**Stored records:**
+++

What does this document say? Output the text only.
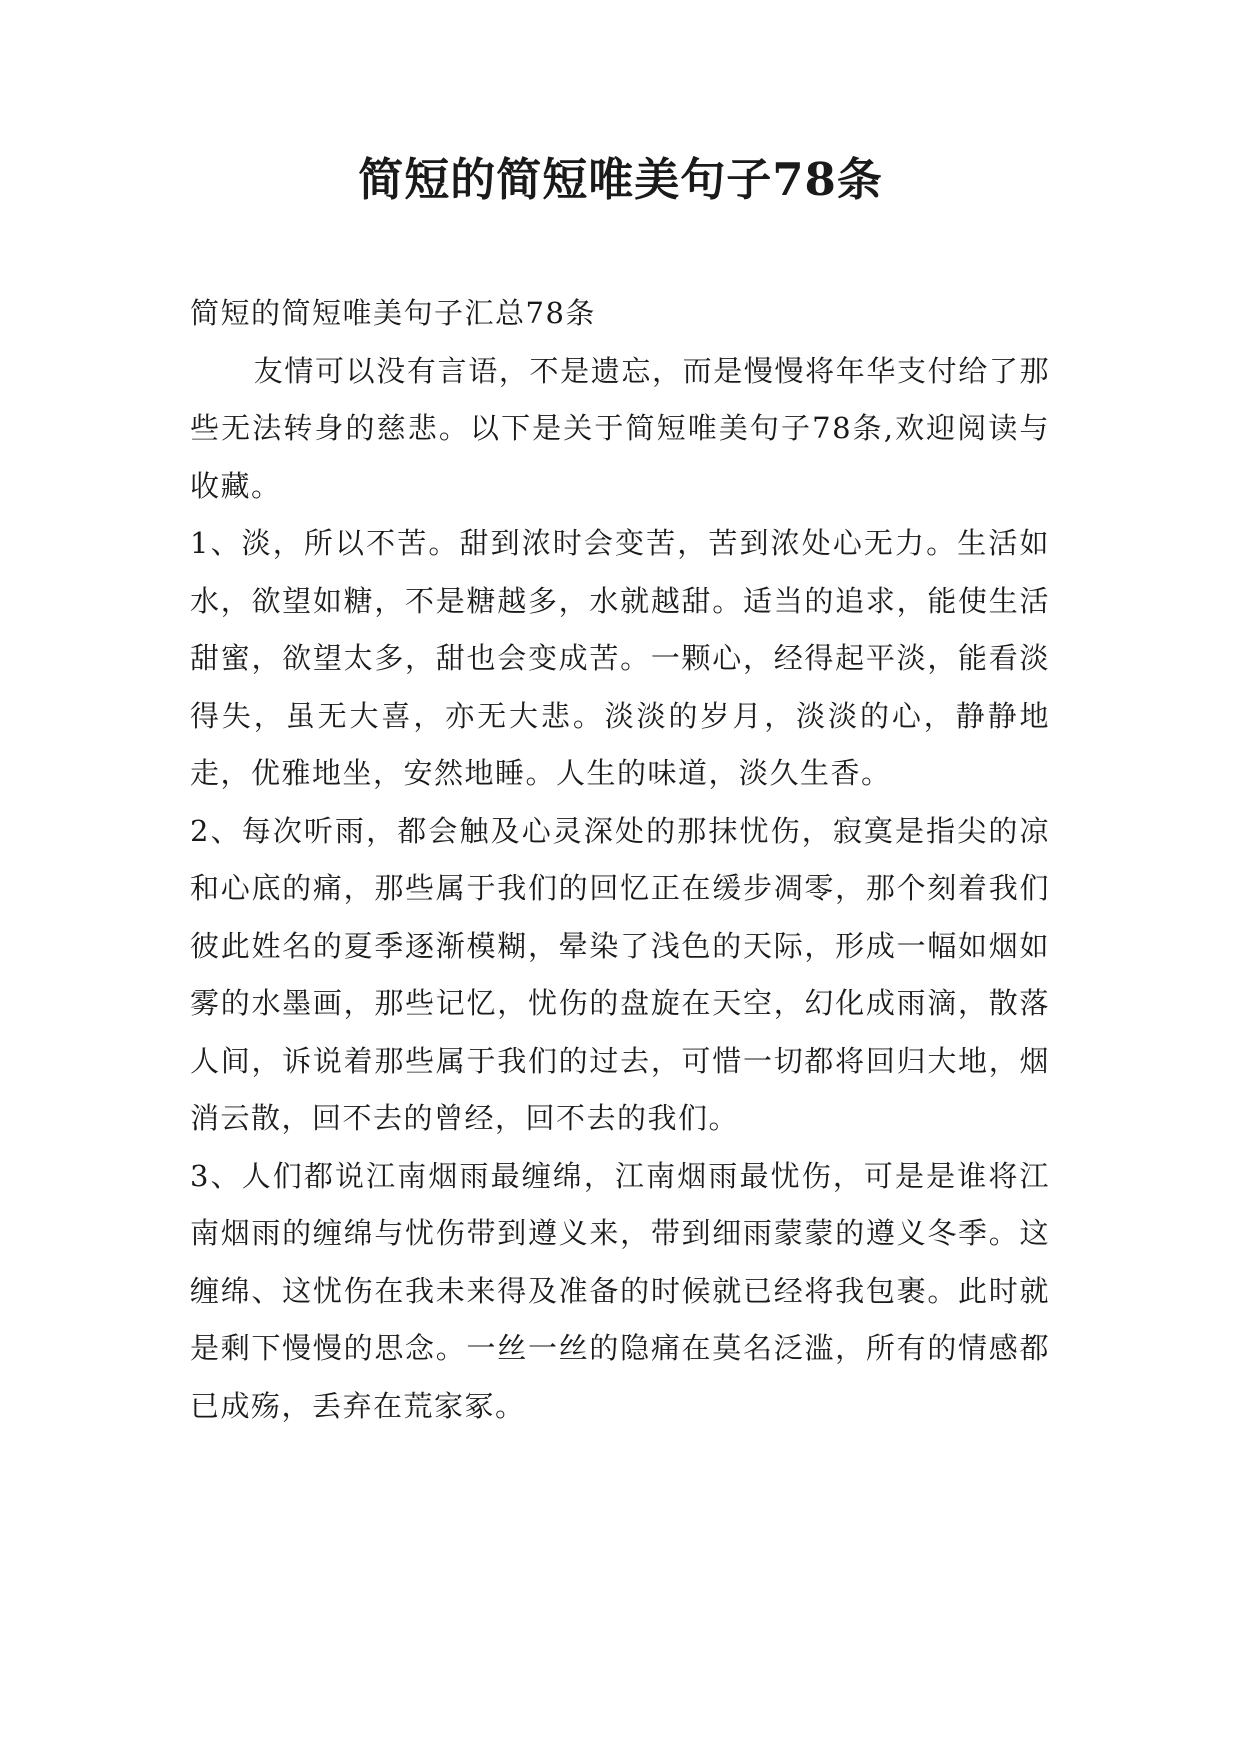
简短的简短唯美句子78条

简短的简短唯美句子汇总78条

友情可以没有言语，不是遗忘，而是慢慢将年华支付给了那些无法转身的慈悲。以下是关于简短唯美句子78条,欢迎阅读与收藏。

1、淡，所以不苦。甜到浓时会变苦，苦到浓处心无力。生活如水，欲望如糖，不是糖越多，水就越甜。适当的追求，能使生活甜蜜，欲望太多，甜也会变成苦。一颗心，经得起平淡，能看淡得失，虽无大喜，亦无大悲。淡淡的岁月，淡淡的心，静静地走，优雅地坐，安然地睡。人生的味道，淡久生香。

2、每次听雨，都会触及心灵深处的那抹忧伤，寂寞是指尖的凉和心底的痛，那些属于我们的回忆正在缓步凋零，那个刻着我们彼此姓名的夏季逐渐模糊，晕染了浅色的天际，形成一幅如烟如雾的水墨画，那些记忆，忧伤的盘旋在天空，幻化成雨滴，散落人间，诉说着那些属于我们的过去，可惜一切都将回归大地，烟消云散，回不去的曾经，回不去的我们。

3、人们都说江南烟雨最缠绵，江南烟雨最忧伤，可是是谁将江南烟雨的缠绵与忧伤带到遵义来，带到细雨蒙蒙的遵义冬季。这缠绵、这忧伤在我未来得及准备的时候就已经将我包裹。此时就是剩下慢慢的思念。一丝一丝的隐痛在莫名泛滥，所有的情感都已成殇，丢弃在荒家冢。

+++

**REQUIREMENTS:**
Every entry must be reproduced exactly, with the images left out.

**OUTPUT BELOW:**
What does this document say? Output the text only.
简短的简短唯美句子78条

简短的简短唯美句子汇总78条

友情可以没有言语，不是遗忘，而是慢慢将年华支付给了那些无法转身的慈悲。以下是关于简短唯美句子78条,欢迎阅读与收藏。

1、淡，所以不苦。甜到浓时会变苦，苦到浓处心无力。生活如水，欲望如糖，不是糖越多，水就越甜。适当的追求，能使生活甜蜜，欲望太多，甜也会变成苦。一颗心，经得起平淡，能看淡得失，虽无大喜，亦无大悲。淡淡的岁月，淡淡的心，静静地走，优雅地坐，安然地睡。人生的味道，淡久生香。

2、每次听雨，都会触及心灵深处的那抹忧伤，寂寞是指尖的凉和心底的痛，那些属于我们的回忆正在缓步凋零，那个刻着我们彼此姓名的夏季逐渐模糊，晕染了浅色的天际，形成一幅如烟如雾的水墨画，那些记忆，忧伤的盘旋在天空，幻化成雨滴，散落人间，诉说着那些属于我们的过去，可惜一切都将回归大地，烟消云散，回不去的曾经，回不去的我们。

3、人们都说江南烟雨最缠绵，江南烟雨最忧伤，可是是谁将江南烟雨的缠绵与忧伤带到遵义来，带到细雨蒙蒙的遵义冬季。这缠绵、这忧伤在我未来得及准备的时候就已经将我包裹。此时就是剩下慢慢的思念。一丝一丝的隐痛在莫名泛滥，所有的情感都已成殇，丢弃在荒家冢。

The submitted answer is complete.